__Task description__
Copy each line below in which the string "values" occurs.

__Stored rows__
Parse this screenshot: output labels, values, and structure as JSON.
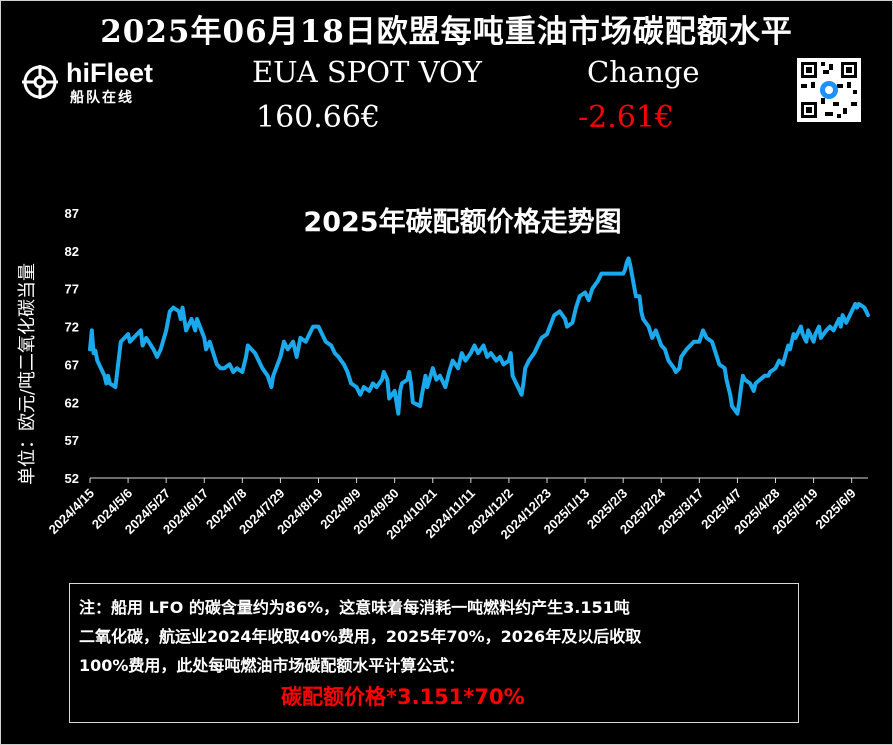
{
  "header": {
    "title": "2025年06月18日欧盟每吨重油市场碳配额水平"
  },
  "logo": {
    "name": "hiFleet",
    "subtitle": "船队在线"
  },
  "ticker": {
    "price_label": "EUA SPOT VOY",
    "price_value": "160.66€",
    "change_label": "Change",
    "change_value": "-2.61€"
  },
  "colors": {
    "background": "#000000",
    "line": "#19a9ec",
    "negative": "#ff0000",
    "text": "#ffffff"
  },
  "icons": {
    "logo_mark": "ship-wheel-icon",
    "qr_code": "qr-code-icon"
  },
  "chart_data": {
    "type": "line",
    "title": "2025年碳配额价格走势图",
    "xlabel": "",
    "ylabel": "单位：欧元/吨二氧化碳当量",
    "ylim": [
      52,
      87
    ],
    "yticks": [
      52,
      57,
      62,
      67,
      72,
      77,
      82,
      87
    ],
    "grid": false,
    "legend": "none",
    "xrange": [
      "2024-04-15",
      "2025-06-18"
    ],
    "xticks": [
      "2024/4/15",
      "2024/5/6",
      "2024/5/27",
      "2024/6/17",
      "2024/7/8",
      "2024/7/29",
      "2024/8/19",
      "2024/9/9",
      "2024/9/30",
      "2024/10/21",
      "2024/11/11",
      "2024/12/2",
      "2024/12/23",
      "2025/1/13",
      "2025/2/3",
      "2025/2/24",
      "2025/3/17",
      "2025/4/7",
      "2025/4/28",
      "2025/5/19",
      "2025/6/9"
    ],
    "series": [
      {
        "values": [
          [
            "2024-04-15",
            69
          ],
          [
            "2024-04-16",
            71.5
          ],
          [
            "2024-04-17",
            68.5
          ],
          [
            "2024-04-18",
            68.8
          ],
          [
            "2024-04-19",
            67.5
          ],
          [
            "2024-04-22",
            66
          ],
          [
            "2024-04-23",
            65.5
          ],
          [
            "2024-04-24",
            64.5
          ],
          [
            "2024-04-25",
            65.5
          ],
          [
            "2024-04-26",
            64.5
          ],
          [
            "2024-04-29",
            64
          ],
          [
            "2024-04-30",
            66
          ],
          [
            "2024-05-02",
            70
          ],
          [
            "2024-05-06",
            71
          ],
          [
            "2024-05-07",
            70
          ],
          [
            "2024-05-09",
            70.5
          ],
          [
            "2024-05-13",
            71.5
          ],
          [
            "2024-05-14",
            69.5
          ],
          [
            "2024-05-16",
            70.5
          ],
          [
            "2024-05-20",
            69
          ],
          [
            "2024-05-22",
            68
          ],
          [
            "2024-05-24",
            69
          ],
          [
            "2024-05-27",
            71.5
          ],
          [
            "2024-05-29",
            74
          ],
          [
            "2024-05-31",
            74.5
          ],
          [
            "2024-06-03",
            74
          ],
          [
            "2024-06-04",
            73
          ],
          [
            "2024-06-05",
            74.5
          ],
          [
            "2024-06-07",
            71.5
          ],
          [
            "2024-06-10",
            73
          ],
          [
            "2024-06-12",
            71.5
          ],
          [
            "2024-06-13",
            73
          ],
          [
            "2024-06-17",
            70.5
          ],
          [
            "2024-06-18",
            69
          ],
          [
            "2024-06-20",
            70
          ],
          [
            "2024-06-24",
            67
          ],
          [
            "2024-06-26",
            66.5
          ],
          [
            "2024-06-28",
            66.5
          ],
          [
            "2024-07-01",
            67
          ],
          [
            "2024-07-03",
            66
          ],
          [
            "2024-07-05",
            66.5
          ],
          [
            "2024-07-08",
            66
          ],
          [
            "2024-07-10",
            68
          ],
          [
            "2024-07-11",
            69.5
          ],
          [
            "2024-07-15",
            68.5
          ],
          [
            "2024-07-17",
            67.5
          ],
          [
            "2024-07-19",
            66.5
          ],
          [
            "2024-07-22",
            65.5
          ],
          [
            "2024-07-24",
            64
          ],
          [
            "2024-07-25",
            65.5
          ],
          [
            "2024-07-29",
            68
          ],
          [
            "2024-07-31",
            70
          ],
          [
            "2024-08-02",
            69
          ],
          [
            "2024-08-05",
            70
          ],
          [
            "2024-08-07",
            68
          ],
          [
            "2024-08-09",
            70.5
          ],
          [
            "2024-08-12",
            70
          ],
          [
            "2024-08-14",
            71
          ],
          [
            "2024-08-16",
            72
          ],
          [
            "2024-08-19",
            72
          ],
          [
            "2024-08-21",
            71
          ],
          [
            "2024-08-23",
            70
          ],
          [
            "2024-08-26",
            69.5
          ],
          [
            "2024-08-28",
            68.5
          ],
          [
            "2024-08-30",
            68
          ],
          [
            "2024-09-02",
            67
          ],
          [
            "2024-09-04",
            66
          ],
          [
            "2024-09-06",
            64.5
          ],
          [
            "2024-09-09",
            64
          ],
          [
            "2024-09-11",
            63
          ],
          [
            "2024-09-13",
            64
          ],
          [
            "2024-09-16",
            63.5
          ],
          [
            "2024-09-18",
            64.5
          ],
          [
            "2024-09-20",
            64
          ],
          [
            "2024-09-23",
            65
          ],
          [
            "2024-09-24",
            66
          ],
          [
            "2024-09-26",
            65
          ],
          [
            "2024-09-27",
            62.5
          ],
          [
            "2024-09-30",
            63.5
          ],
          [
            "2024-10-01",
            62
          ],
          [
            "2024-10-02",
            60.5
          ],
          [
            "2024-10-03",
            63.5
          ],
          [
            "2024-10-04",
            64.5
          ],
          [
            "2024-10-07",
            65
          ],
          [
            "2024-10-08",
            66
          ],
          [
            "2024-10-09",
            64.5
          ],
          [
            "2024-10-10",
            62
          ],
          [
            "2024-10-14",
            61.5
          ],
          [
            "2024-10-15",
            63
          ],
          [
            "2024-10-17",
            65.5
          ],
          [
            "2024-10-18",
            64
          ],
          [
            "2024-10-21",
            66.5
          ],
          [
            "2024-10-23",
            65
          ],
          [
            "2024-10-25",
            65.5
          ],
          [
            "2024-10-28",
            64
          ],
          [
            "2024-10-30",
            66
          ],
          [
            "2024-11-01",
            67.5
          ],
          [
            "2024-11-04",
            66.5
          ],
          [
            "2024-11-06",
            68.5
          ],
          [
            "2024-11-08",
            67.5
          ],
          [
            "2024-11-11",
            68.5
          ],
          [
            "2024-11-13",
            69.5
          ],
          [
            "2024-11-15",
            68.5
          ],
          [
            "2024-11-18",
            69.5
          ],
          [
            "2024-11-20",
            68
          ],
          [
            "2024-11-22",
            68.5
          ],
          [
            "2024-11-25",
            67.5
          ],
          [
            "2024-11-27",
            68
          ],
          [
            "2024-11-29",
            67
          ],
          [
            "2024-12-02",
            67.5
          ],
          [
            "2024-12-03",
            68.5
          ],
          [
            "2024-12-04",
            65.5
          ],
          [
            "2024-12-06",
            64.5
          ],
          [
            "2024-12-09",
            63
          ],
          [
            "2024-12-10",
            64.5
          ],
          [
            "2024-12-11",
            66.5
          ],
          [
            "2024-12-13",
            67.5
          ],
          [
            "2024-12-16",
            68.5
          ],
          [
            "2024-12-18",
            69.5
          ],
          [
            "2024-12-20",
            70.5
          ],
          [
            "2024-12-23",
            71
          ],
          [
            "2024-12-27",
            73.5
          ],
          [
            "2024-12-30",
            74
          ],
          [
            "2025-01-02",
            73
          ],
          [
            "2025-01-03",
            72
          ],
          [
            "2025-01-06",
            72.5
          ],
          [
            "2025-01-08",
            74.5
          ],
          [
            "2025-01-10",
            76
          ],
          [
            "2025-01-13",
            76.5
          ],
          [
            "2025-01-15",
            75.5
          ],
          [
            "2025-01-17",
            77
          ],
          [
            "2025-01-20",
            78
          ],
          [
            "2025-01-22",
            79
          ],
          [
            "2025-01-24",
            79
          ],
          [
            "2025-01-27",
            79
          ],
          [
            "2025-01-29",
            79
          ],
          [
            "2025-01-31",
            79
          ],
          [
            "2025-02-03",
            79
          ],
          [
            "2025-02-04",
            79.5
          ],
          [
            "2025-02-05",
            80.5
          ],
          [
            "2025-02-06",
            81
          ],
          [
            "2025-02-07",
            80
          ],
          [
            "2025-02-10",
            76
          ],
          [
            "2025-02-12",
            76
          ],
          [
            "2025-02-13",
            74
          ],
          [
            "2025-02-14",
            73
          ],
          [
            "2025-02-17",
            72
          ],
          [
            "2025-02-19",
            70.5
          ],
          [
            "2025-02-21",
            71.5
          ],
          [
            "2025-02-24",
            69.5
          ],
          [
            "2025-02-26",
            69
          ],
          [
            "2025-02-28",
            67.5
          ],
          [
            "2025-03-03",
            66.5
          ],
          [
            "2025-03-04",
            66
          ],
          [
            "2025-03-06",
            66.5
          ],
          [
            "2025-03-07",
            68
          ],
          [
            "2025-03-10",
            69
          ],
          [
            "2025-03-12",
            69.5
          ],
          [
            "2025-03-14",
            70
          ],
          [
            "2025-03-17",
            70
          ],
          [
            "2025-03-19",
            71.5
          ],
          [
            "2025-03-21",
            70.5
          ],
          [
            "2025-03-24",
            70
          ],
          [
            "2025-03-26",
            68.5
          ],
          [
            "2025-03-28",
            67
          ],
          [
            "2025-03-31",
            66.5
          ],
          [
            "2025-04-01",
            65
          ],
          [
            "2025-04-03",
            63
          ],
          [
            "2025-04-04",
            61.5
          ],
          [
            "2025-04-07",
            60.5
          ],
          [
            "2025-04-08",
            62
          ],
          [
            "2025-04-09",
            64
          ],
          [
            "2025-04-10",
            65.5
          ],
          [
            "2025-04-11",
            65
          ],
          [
            "2025-04-14",
            64.5
          ],
          [
            "2025-04-16",
            63.5
          ],
          [
            "2025-04-17",
            64.5
          ],
          [
            "2025-04-22",
            65.5
          ],
          [
            "2025-04-24",
            65.5
          ],
          [
            "2025-04-25",
            66
          ],
          [
            "2025-04-28",
            66.5
          ],
          [
            "2025-04-30",
            67.5
          ],
          [
            "2025-05-02",
            67
          ],
          [
            "2025-05-05",
            69.5
          ],
          [
            "2025-05-06",
            69
          ],
          [
            "2025-05-08",
            71
          ],
          [
            "2025-05-09",
            70.5
          ],
          [
            "2025-05-12",
            72
          ],
          [
            "2025-05-13",
            71
          ],
          [
            "2025-05-15",
            70
          ],
          [
            "2025-05-16",
            71.5
          ],
          [
            "2025-05-19",
            70
          ],
          [
            "2025-05-20",
            71
          ],
          [
            "2025-05-22",
            72
          ],
          [
            "2025-05-23",
            70.5
          ],
          [
            "2025-05-26",
            71.5
          ],
          [
            "2025-05-28",
            72
          ],
          [
            "2025-05-30",
            71.5
          ],
          [
            "2025-06-02",
            73
          ],
          [
            "2025-06-03",
            72
          ],
          [
            "2025-06-04",
            73.5
          ],
          [
            "2025-06-05",
            73
          ],
          [
            "2025-06-06",
            72.5
          ],
          [
            "2025-06-09",
            74
          ],
          [
            "2025-06-10",
            74.5
          ],
          [
            "2025-06-11",
            75
          ],
          [
            "2025-06-12",
            74.5
          ],
          [
            "2025-06-13",
            75
          ],
          [
            "2025-06-16",
            74.5
          ],
          [
            "2025-06-17",
            74
          ],
          [
            "2025-06-18",
            73.5
          ]
        ]
      }
    ]
  },
  "note": {
    "line1": "注：船用 LFO 的碳含量约为86%，这意味着每消耗一吨燃料约产生3.151吨",
    "line2": "二氧化碳，航运业2024年收取40%费用，2025年70%，2026年及以后收取",
    "line3": "100%费用，此处每吨燃油市场碳配额水平计算公式：",
    "formula": "碳配额价格*3.151*70%"
  }
}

__Full output__
Parse this screenshot: output labels, values, and structure as JSON.
        "values": [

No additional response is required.